[Extracts from a graphics dataset]
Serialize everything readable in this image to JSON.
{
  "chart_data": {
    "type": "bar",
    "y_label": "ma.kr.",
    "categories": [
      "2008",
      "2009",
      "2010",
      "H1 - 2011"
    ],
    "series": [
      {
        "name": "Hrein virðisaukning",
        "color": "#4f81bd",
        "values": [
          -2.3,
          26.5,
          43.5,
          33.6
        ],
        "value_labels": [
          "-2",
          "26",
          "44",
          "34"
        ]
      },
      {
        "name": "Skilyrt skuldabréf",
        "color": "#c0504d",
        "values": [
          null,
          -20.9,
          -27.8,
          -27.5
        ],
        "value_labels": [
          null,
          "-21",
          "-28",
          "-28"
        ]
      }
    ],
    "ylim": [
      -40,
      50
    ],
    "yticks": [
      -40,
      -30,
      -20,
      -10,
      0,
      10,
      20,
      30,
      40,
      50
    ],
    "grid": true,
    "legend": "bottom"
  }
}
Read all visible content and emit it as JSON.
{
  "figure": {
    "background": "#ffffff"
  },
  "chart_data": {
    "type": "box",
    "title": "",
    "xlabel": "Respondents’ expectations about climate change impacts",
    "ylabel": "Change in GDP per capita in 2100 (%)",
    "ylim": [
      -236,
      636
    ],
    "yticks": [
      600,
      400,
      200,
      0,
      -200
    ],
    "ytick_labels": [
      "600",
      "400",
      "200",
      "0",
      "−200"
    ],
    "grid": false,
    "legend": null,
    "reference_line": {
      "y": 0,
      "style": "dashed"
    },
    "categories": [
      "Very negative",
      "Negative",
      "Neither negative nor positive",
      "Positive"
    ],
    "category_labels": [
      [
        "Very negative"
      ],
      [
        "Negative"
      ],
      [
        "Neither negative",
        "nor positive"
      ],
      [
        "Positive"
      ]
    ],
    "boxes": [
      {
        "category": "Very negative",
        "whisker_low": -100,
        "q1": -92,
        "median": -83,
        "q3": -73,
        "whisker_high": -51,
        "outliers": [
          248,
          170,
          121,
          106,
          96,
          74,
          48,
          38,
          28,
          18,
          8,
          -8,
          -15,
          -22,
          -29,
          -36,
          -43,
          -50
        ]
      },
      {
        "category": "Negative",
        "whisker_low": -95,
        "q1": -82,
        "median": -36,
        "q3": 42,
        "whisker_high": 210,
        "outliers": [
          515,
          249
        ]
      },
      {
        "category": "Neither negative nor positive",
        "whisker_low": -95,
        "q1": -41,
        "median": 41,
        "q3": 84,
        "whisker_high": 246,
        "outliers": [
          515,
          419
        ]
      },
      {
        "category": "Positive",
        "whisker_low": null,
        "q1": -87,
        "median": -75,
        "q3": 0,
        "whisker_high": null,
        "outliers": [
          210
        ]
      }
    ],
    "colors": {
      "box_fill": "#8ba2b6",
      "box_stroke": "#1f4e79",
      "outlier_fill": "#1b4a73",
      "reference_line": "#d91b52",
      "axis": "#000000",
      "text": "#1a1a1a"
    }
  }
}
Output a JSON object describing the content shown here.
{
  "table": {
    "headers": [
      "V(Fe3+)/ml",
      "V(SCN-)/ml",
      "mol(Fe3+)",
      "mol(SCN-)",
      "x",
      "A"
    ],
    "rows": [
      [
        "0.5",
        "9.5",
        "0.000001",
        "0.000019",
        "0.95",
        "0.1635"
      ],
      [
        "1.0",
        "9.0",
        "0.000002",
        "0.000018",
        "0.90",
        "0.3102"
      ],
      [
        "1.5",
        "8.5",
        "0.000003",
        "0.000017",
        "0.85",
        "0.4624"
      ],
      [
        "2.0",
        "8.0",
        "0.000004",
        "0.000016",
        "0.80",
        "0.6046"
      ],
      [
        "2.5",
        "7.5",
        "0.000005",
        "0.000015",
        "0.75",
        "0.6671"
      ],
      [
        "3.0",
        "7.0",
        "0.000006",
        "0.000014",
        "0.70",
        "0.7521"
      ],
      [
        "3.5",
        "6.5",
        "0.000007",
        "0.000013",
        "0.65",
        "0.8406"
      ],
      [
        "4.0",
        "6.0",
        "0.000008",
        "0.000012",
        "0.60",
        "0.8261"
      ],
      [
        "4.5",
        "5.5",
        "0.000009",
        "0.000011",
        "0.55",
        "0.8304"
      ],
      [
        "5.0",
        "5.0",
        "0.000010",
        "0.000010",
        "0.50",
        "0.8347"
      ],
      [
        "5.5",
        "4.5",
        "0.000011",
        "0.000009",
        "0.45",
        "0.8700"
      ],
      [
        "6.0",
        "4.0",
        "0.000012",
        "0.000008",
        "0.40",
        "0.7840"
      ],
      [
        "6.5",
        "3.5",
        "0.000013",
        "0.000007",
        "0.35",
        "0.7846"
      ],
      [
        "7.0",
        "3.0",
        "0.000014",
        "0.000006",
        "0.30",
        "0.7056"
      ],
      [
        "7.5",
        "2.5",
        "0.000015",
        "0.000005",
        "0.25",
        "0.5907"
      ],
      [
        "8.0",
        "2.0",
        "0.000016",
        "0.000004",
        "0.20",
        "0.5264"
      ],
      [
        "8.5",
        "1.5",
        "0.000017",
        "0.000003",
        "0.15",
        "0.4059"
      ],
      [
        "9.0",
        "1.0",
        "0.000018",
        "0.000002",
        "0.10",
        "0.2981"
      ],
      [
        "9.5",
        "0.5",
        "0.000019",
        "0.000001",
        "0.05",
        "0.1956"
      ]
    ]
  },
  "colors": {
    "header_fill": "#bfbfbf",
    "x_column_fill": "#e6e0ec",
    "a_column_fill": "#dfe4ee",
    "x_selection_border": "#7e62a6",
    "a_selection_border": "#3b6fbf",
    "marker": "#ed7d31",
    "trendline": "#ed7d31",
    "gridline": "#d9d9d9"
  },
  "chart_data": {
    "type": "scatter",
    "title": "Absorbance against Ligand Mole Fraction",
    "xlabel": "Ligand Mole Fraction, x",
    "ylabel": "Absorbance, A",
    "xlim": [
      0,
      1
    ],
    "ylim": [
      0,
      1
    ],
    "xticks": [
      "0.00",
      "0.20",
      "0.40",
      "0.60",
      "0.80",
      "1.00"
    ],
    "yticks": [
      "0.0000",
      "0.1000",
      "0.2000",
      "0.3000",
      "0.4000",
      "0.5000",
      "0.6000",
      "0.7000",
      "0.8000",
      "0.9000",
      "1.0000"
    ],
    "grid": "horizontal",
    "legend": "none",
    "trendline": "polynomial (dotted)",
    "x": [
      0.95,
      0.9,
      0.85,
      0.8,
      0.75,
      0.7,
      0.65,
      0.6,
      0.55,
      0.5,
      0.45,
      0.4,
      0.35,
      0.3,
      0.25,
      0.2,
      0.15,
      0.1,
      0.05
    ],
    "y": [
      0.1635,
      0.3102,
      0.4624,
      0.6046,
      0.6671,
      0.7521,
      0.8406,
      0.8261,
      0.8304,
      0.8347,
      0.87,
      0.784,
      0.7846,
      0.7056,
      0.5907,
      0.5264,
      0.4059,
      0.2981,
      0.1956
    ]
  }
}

▶ **WHAT THE TASK REQUIRES**
Extract all lines from the data in which "title" is found.

▶ **EXERCISE SOLUTION**
    "title": "",
    "title": "Absorbance against Ligand Mole Fraction",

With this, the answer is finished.